> _Texto fornecido_:
Neste primeiro momento, tenho observado um aumento do número de casos de transtornos de ansiedade e de dependência química. No entanto, alguns estudos realizados em países que foram primeiramente acometidos pela pandemia de COVID-19, indicam um aumento do número de casos de depressão e suicídio. Nesses estudos, também foram observadas maiores taxas de transtornos de ansiedade, abuso de álcool e transtorno do sono.
As principais variáveis relacionadas à depressão com a pandemia do COVID-19 são o estresse, a ansiedade e luto mal elaborado. As tensões psíquicas (estresse), geradas pela pandemia, e sua resposta afetiva na forma de ansiedade, têm despertado nossas consciências quanto a nossa vulnerabilidade, aspecto este que gera profundo sofrimento para a espécie humana. Para agravar ainda mais esta situação, a pessoa, ao sofrer a morte de um membro da família, devido ao COVID-19, pode não ter a oportunidade de estar fisicamente presente nos seus últimos momentos, ou realizar o funeral do ente querido de acordo com as tradições culturais, trazendo repercussões negativas no processo habitual de luto.

> _Tarefa proposta_:
Transcreva fielmente o trecho do texto sobre a saúde mental na pandemia que começa em "As principais variáveis" e vai até "habitual de luto.".

> _Trechos de dados_:

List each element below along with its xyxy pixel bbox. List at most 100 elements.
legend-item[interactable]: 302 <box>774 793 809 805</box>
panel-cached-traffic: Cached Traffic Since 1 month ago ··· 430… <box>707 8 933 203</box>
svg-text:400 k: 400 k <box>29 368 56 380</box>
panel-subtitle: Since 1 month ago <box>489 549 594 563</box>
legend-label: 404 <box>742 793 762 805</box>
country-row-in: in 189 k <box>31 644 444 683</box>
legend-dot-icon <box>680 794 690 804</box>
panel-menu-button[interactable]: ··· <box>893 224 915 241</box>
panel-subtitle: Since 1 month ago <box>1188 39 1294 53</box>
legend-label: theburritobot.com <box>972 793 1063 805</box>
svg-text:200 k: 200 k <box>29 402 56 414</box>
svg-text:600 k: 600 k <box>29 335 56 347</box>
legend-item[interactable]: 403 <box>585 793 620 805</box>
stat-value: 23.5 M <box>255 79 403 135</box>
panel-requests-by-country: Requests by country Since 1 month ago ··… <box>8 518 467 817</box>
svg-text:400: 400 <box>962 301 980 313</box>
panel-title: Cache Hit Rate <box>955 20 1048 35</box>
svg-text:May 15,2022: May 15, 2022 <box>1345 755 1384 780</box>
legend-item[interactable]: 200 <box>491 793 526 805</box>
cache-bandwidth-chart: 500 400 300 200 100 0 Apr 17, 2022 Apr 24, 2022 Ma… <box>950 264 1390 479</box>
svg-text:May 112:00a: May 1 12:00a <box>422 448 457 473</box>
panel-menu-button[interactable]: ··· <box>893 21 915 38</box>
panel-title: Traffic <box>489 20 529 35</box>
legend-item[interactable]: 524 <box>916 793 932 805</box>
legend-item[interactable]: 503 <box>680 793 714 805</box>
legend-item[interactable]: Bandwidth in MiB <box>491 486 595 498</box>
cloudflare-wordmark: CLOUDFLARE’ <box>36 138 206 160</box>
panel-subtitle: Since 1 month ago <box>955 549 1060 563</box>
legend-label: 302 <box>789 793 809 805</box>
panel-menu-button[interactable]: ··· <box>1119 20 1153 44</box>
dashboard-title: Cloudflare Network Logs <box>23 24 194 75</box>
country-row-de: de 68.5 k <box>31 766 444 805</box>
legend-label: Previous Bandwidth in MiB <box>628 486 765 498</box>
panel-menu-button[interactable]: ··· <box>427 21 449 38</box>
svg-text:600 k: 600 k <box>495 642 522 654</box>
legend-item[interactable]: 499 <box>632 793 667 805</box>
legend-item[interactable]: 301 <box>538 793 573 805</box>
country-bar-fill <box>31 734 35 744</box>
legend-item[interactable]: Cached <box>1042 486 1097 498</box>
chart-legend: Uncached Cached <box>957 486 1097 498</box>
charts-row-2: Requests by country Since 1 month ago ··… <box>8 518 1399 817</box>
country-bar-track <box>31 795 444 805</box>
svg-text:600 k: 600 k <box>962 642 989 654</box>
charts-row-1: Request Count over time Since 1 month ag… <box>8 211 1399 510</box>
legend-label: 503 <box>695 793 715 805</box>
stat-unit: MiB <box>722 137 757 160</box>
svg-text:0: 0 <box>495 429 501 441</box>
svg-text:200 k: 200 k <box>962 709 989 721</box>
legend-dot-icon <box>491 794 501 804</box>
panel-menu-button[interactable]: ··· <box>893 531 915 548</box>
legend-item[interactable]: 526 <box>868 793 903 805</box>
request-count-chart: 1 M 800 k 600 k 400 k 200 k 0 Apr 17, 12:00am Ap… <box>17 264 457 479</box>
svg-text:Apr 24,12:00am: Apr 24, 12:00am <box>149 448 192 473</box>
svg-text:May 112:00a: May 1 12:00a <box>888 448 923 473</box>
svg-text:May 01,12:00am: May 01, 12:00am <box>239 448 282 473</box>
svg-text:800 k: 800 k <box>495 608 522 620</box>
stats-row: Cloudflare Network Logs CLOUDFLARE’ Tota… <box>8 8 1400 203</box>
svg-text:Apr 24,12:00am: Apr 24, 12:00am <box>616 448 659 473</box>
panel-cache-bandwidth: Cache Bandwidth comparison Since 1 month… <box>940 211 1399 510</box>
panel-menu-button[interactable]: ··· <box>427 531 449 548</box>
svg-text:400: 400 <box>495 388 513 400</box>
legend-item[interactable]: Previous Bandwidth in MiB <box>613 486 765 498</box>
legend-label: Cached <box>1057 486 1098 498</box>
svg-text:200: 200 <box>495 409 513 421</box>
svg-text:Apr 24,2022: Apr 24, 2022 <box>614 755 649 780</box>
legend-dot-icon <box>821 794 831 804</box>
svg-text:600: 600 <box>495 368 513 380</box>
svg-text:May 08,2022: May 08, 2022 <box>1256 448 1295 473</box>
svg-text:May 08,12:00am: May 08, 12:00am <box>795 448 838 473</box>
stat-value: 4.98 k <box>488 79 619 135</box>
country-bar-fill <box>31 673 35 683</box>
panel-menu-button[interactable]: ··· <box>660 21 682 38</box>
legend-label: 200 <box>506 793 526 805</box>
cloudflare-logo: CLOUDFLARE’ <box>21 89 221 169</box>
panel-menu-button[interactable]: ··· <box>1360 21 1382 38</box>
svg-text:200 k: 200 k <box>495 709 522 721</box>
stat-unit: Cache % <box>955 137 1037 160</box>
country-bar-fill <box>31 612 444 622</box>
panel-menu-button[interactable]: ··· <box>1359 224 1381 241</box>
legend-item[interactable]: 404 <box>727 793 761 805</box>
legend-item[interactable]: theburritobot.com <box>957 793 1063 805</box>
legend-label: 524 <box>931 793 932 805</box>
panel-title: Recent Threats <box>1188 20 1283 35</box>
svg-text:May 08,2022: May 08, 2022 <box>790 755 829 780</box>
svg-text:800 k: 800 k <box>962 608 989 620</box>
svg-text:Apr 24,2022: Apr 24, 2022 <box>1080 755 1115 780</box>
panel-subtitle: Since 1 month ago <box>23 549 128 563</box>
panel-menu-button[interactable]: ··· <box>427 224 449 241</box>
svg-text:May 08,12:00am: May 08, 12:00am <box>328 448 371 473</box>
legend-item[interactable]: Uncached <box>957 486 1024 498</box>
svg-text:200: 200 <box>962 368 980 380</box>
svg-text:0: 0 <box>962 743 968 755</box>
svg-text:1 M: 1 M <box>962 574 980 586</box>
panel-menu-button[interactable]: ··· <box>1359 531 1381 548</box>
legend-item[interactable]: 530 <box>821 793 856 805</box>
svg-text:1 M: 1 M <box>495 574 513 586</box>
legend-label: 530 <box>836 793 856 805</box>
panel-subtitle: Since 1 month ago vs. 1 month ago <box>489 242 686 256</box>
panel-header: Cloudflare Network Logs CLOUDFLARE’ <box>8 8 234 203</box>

> _Espaço da resposta_:
As principais variáveis relacionadas à depressão com a pandemia do COVID-19 são o estresse, a ansiedade e luto mal elaborado. As tensões psíquicas (estresse), geradas pela pandemia, e sua resposta afetiva na forma de ansiedade, têm despertado nossas consciências quanto a nossa vulnerabilidade, aspecto este que gera profundo sofrimento para a espécie humana. Para agravar ainda mais esta situação, a pessoa, ao sofrer a morte de um membro da família, devido ao COVID-19, pode não ter a oportunidade de estar fisicamente presente nos seus últimos momentos, ou realizar o funeral do ente querido de acordo com as tradições culturais, trazendo repercussões negativas no processo habitual de luto.